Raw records
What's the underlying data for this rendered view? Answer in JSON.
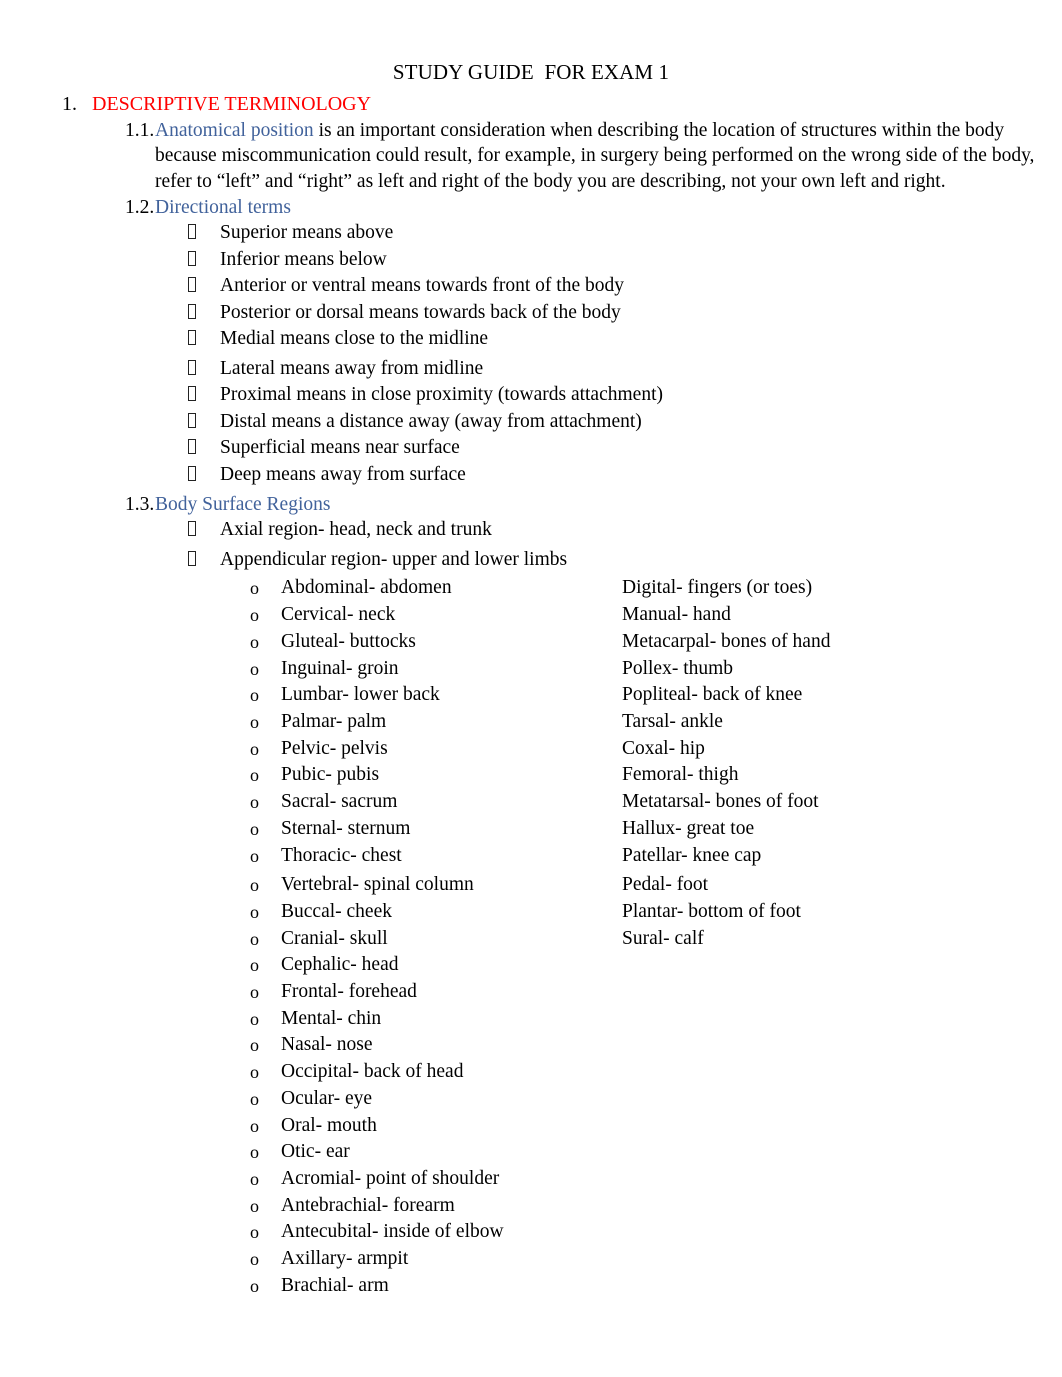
{
  "document": {
    "title": "STUDY GUIDE  FOR EXAM 1",
    "section_1": {
      "number": "1.",
      "heading": "DESCRIPTIVE TERMINOLOGY",
      "heading_color": "#FF0000",
      "subheading_color": "#41629B",
      "items": {
        "s1_1": {
          "number": "1.1.",
          "head": "Anatomical position",
          "body": " is an important consideration when describing the location of structures within the body because miscommunication could result, for example, in surgery being performed on the wrong side of the body, refer to “left” and “right” as left and right of the body you are describing, not your own left and right."
        },
        "s1_2": {
          "number": "1.2.",
          "head": "Directional terms",
          "bullets": [
            "Superior means above",
            "Inferior means below",
            "Anterior or ventral means towards front of the body",
            "Posterior or dorsal means towards back of the body",
            "Medial means close to the midline",
            "Lateral means away from midline",
            "Proximal means in close proximity (towards attachment)",
            "Distal means a distance away (away from attachment)",
            "Superficial means near surface",
            "Deep means away from surface"
          ]
        },
        "s1_3": {
          "number": "1.3.",
          "head": " Body Surface Regions",
          "bullets": [
            "Axial region- head, neck and trunk",
            "Appendicular region- upper and lower limbs"
          ],
          "regions_left": [
            "Abdominal- abdomen",
            "Cervical- neck",
            "Gluteal- buttocks",
            "Inguinal- groin",
            "Lumbar- lower back",
            "Palmar- palm",
            "Pelvic- pelvis",
            "Pubic- pubis",
            "Sacral- sacrum",
            "Sternal- sternum",
            "Thoracic- chest",
            "Vertebral- spinal column",
            "Buccal- cheek",
            "Cranial- skull",
            "Cephalic- head",
            "Frontal- forehead",
            "Mental- chin",
            "Nasal- nose",
            "Occipital- back of head",
            "Ocular- eye",
            "Oral- mouth",
            "Otic- ear",
            "Acromial- point of shoulder",
            "Antebrachial- forearm",
            "Antecubital- inside of elbow",
            "Axillary- armpit",
            "Brachial- arm"
          ],
          "regions_right": [
            "Digital- fingers (or toes)",
            "Manual- hand",
            "Metacarpal- bones of hand",
            "Pollex- thumb",
            "Popliteal- back of knee",
            "Tarsal- ankle",
            "Coxal- hip",
            "Femoral- thigh",
            "Metatarsal- bones of foot",
            "Hallux- great toe",
            "Patellar- knee cap",
            "Pedal- foot",
            "Plantar- bottom of foot",
            "Sural- calf"
          ],
          "bullet_marker": "o"
        }
      }
    }
  }
}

Aim of the exercise
Transcribe all the data word for word; the images stay out.

Completed task
What's the underlying data for this rendered view? Answer in JSON.
{
  "document": {
    "title": "STUDY GUIDE  FOR EXAM 1",
    "section_1": {
      "number": "1.",
      "heading": "DESCRIPTIVE TERMINOLOGY",
      "heading_color": "#FF0000",
      "subheading_color": "#41629B",
      "items": {
        "s1_1": {
          "number": "1.1.",
          "head": "Anatomical position",
          "body": " is an important consideration when describing the location of structures within the body because miscommunication could result, for example, in surgery being performed on the wrong side of the body, refer to “left” and “right” as left and right of the body you are describing, not your own left and right."
        },
        "s1_2": {
          "number": "1.2.",
          "head": "Directional terms",
          "bullets": [
            "Superior means above",
            "Inferior means below",
            "Anterior or ventral means towards front of the body",
            "Posterior or dorsal means towards back of the body",
            "Medial means close to the midline",
            "Lateral means away from midline",
            "Proximal means in close proximity (towards attachment)",
            "Distal means a distance away (away from attachment)",
            "Superficial means near surface",
            "Deep means away from surface"
          ]
        },
        "s1_3": {
          "number": "1.3.",
          "head": " Body Surface Regions",
          "bullets": [
            "Axial region- head, neck and trunk",
            "Appendicular region- upper and lower limbs"
          ],
          "regions_left": [
            "Abdominal- abdomen",
            "Cervical- neck",
            "Gluteal- buttocks",
            "Inguinal- groin",
            "Lumbar- lower back",
            "Palmar- palm",
            "Pelvic- pelvis",
            "Pubic- pubis",
            "Sacral- sacrum",
            "Sternal- sternum",
            "Thoracic- chest",
            "Vertebral- spinal column",
            "Buccal- cheek",
            "Cranial- skull",
            "Cephalic- head",
            "Frontal- forehead",
            "Mental- chin",
            "Nasal- nose",
            "Occipital- back of head",
            "Ocular- eye",
            "Oral- mouth",
            "Otic- ear",
            "Acromial- point of shoulder",
            "Antebrachial- forearm",
            "Antecubital- inside of elbow",
            "Axillary- armpit",
            "Brachial- arm"
          ],
          "regions_right": [
            "Digital- fingers (or toes)",
            "Manual- hand",
            "Metacarpal- bones of hand",
            "Pollex- thumb",
            "Popliteal- back of knee",
            "Tarsal- ankle",
            "Coxal- hip",
            "Femoral- thigh",
            "Metatarsal- bones of foot",
            "Hallux- great toe",
            "Patellar- knee cap",
            "Pedal- foot",
            "Plantar- bottom of foot",
            "Sural- calf"
          ],
          "bullet_marker": "o"
        }
      }
    }
  }
}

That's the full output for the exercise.